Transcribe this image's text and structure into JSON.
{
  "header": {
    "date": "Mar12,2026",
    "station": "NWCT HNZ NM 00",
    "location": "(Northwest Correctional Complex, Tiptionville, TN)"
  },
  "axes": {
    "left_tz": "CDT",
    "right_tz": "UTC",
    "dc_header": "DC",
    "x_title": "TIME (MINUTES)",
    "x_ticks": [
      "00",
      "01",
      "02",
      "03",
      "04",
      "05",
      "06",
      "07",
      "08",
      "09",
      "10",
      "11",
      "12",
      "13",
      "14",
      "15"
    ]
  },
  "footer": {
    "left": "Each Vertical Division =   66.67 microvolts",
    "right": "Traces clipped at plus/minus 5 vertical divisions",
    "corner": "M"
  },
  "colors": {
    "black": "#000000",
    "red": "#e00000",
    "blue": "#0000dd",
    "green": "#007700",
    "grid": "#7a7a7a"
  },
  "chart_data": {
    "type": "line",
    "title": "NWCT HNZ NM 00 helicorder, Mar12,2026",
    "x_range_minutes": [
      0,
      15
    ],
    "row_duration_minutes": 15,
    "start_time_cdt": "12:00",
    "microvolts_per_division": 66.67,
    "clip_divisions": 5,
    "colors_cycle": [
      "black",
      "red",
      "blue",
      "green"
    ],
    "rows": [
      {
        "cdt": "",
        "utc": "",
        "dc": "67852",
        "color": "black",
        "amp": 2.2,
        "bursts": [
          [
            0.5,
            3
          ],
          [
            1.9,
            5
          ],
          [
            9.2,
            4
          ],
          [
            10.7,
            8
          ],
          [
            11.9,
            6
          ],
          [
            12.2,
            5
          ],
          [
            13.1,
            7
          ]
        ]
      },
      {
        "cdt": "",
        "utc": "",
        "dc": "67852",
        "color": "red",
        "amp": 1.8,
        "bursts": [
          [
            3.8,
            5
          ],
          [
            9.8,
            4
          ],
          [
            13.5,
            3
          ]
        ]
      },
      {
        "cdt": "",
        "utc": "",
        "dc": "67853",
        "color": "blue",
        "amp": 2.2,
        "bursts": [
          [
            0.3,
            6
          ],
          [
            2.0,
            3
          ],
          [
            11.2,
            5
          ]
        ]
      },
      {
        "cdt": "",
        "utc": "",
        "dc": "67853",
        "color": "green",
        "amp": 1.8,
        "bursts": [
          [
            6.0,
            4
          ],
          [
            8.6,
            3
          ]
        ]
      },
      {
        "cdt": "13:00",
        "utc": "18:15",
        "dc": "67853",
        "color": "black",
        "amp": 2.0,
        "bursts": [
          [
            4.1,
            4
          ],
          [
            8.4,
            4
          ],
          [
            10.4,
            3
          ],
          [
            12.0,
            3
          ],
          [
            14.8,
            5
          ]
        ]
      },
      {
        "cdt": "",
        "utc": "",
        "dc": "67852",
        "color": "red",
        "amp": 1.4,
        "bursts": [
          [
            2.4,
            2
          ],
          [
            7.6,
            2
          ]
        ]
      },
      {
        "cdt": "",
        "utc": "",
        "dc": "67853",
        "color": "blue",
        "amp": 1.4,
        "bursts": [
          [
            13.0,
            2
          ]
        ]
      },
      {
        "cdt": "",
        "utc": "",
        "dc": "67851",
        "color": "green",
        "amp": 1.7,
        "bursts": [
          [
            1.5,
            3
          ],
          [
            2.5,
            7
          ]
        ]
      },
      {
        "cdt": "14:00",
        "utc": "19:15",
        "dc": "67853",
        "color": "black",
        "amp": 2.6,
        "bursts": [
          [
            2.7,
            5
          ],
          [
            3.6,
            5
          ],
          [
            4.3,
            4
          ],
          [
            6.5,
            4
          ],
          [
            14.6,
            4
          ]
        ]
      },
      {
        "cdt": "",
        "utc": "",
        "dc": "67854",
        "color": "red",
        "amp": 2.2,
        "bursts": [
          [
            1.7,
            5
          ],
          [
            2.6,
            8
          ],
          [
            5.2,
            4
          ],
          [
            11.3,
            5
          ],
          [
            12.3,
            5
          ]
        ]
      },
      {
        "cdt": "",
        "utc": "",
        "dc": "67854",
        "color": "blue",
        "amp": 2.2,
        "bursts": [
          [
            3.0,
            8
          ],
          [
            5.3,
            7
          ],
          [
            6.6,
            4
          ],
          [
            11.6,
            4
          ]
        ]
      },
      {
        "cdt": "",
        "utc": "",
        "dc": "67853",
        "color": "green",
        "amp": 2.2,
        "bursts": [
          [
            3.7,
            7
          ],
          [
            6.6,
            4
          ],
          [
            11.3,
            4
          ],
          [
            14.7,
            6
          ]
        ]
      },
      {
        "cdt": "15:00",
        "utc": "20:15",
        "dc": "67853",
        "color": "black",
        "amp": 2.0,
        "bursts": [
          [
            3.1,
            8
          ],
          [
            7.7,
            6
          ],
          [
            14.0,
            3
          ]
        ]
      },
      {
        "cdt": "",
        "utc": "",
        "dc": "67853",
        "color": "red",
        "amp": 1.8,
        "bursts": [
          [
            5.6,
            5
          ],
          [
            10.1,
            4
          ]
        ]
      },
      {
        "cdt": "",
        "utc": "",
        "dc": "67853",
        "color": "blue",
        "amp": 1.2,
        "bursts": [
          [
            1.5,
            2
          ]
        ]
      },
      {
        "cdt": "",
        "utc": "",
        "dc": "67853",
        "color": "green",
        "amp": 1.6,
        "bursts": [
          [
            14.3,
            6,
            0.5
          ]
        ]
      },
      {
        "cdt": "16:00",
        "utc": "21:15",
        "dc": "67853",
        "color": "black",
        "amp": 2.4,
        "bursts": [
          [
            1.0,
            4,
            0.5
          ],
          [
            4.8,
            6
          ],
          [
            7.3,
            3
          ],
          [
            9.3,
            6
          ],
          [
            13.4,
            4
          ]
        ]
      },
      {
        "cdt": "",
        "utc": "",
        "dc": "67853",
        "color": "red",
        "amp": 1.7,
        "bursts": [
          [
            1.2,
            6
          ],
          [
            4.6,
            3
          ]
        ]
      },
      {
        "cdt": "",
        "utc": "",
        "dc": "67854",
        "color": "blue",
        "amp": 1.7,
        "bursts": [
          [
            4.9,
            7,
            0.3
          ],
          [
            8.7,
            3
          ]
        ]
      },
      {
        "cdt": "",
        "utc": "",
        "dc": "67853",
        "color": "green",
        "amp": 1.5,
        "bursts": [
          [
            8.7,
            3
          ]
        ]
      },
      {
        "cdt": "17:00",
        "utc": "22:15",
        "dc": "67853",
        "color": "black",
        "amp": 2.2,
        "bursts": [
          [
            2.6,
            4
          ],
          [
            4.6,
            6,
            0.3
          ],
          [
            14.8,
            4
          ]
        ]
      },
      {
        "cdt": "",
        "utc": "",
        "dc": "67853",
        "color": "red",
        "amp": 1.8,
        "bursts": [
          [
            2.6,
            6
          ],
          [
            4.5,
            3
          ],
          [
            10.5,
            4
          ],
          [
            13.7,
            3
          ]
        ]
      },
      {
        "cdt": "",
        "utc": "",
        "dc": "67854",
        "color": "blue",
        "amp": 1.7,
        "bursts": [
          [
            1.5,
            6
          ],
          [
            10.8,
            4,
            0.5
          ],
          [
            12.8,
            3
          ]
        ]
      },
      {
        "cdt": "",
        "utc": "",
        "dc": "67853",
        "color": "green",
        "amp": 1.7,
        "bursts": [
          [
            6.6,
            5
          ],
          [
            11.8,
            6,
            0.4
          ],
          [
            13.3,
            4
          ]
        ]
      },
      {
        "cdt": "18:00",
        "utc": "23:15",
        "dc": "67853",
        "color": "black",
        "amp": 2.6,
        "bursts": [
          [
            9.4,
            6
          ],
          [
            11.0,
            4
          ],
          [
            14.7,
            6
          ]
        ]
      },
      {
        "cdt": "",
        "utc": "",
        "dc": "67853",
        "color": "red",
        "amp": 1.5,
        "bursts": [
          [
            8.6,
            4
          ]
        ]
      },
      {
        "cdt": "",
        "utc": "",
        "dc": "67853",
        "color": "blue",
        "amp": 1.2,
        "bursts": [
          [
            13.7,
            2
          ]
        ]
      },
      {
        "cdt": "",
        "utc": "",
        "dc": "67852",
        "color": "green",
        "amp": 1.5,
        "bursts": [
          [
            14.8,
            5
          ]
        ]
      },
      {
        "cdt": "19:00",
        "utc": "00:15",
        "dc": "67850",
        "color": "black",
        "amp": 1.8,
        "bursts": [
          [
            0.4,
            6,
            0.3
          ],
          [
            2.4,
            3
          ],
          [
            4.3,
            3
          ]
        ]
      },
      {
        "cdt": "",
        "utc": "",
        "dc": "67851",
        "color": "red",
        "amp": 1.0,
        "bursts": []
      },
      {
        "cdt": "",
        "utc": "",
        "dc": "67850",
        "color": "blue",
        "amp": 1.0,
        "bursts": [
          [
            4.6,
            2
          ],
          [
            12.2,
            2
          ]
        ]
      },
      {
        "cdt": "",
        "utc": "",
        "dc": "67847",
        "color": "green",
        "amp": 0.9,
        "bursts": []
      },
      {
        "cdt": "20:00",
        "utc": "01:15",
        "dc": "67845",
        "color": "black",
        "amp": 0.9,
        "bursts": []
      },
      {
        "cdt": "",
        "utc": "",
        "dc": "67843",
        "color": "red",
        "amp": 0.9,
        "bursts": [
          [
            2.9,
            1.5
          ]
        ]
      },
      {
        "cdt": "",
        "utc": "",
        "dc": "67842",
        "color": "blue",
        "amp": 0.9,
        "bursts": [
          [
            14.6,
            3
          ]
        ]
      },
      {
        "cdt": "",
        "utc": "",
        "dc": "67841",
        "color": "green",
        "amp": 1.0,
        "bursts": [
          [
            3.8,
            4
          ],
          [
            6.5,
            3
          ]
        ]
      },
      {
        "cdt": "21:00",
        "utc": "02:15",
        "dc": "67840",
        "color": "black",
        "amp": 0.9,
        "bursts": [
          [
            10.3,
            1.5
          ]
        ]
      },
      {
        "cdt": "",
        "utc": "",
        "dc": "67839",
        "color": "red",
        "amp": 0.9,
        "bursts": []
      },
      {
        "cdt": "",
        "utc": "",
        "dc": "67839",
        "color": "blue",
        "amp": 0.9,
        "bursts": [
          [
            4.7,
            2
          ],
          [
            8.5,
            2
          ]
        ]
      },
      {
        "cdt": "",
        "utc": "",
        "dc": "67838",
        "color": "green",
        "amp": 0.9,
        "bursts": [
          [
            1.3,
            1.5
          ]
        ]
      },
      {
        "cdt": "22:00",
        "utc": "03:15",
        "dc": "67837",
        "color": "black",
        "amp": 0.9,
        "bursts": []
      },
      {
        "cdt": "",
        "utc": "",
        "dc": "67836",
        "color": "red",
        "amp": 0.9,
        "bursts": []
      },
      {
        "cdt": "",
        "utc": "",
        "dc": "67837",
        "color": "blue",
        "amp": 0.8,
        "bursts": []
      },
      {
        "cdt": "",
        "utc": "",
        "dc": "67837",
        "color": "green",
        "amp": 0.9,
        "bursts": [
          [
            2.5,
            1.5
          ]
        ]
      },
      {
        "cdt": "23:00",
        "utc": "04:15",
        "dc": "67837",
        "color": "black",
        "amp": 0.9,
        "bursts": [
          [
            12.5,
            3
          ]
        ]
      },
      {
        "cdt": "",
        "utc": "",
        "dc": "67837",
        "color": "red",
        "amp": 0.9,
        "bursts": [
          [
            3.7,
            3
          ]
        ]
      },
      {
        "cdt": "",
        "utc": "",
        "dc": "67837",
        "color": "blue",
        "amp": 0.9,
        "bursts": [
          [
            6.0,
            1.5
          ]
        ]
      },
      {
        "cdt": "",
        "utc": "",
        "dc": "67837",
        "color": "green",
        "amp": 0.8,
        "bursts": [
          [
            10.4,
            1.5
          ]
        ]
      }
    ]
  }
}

◆ Aim of the exercise
Check every line of the entries above for the word "NWCT" and report how many lines contain it, giving the number only.

◆ Answer to the problem
2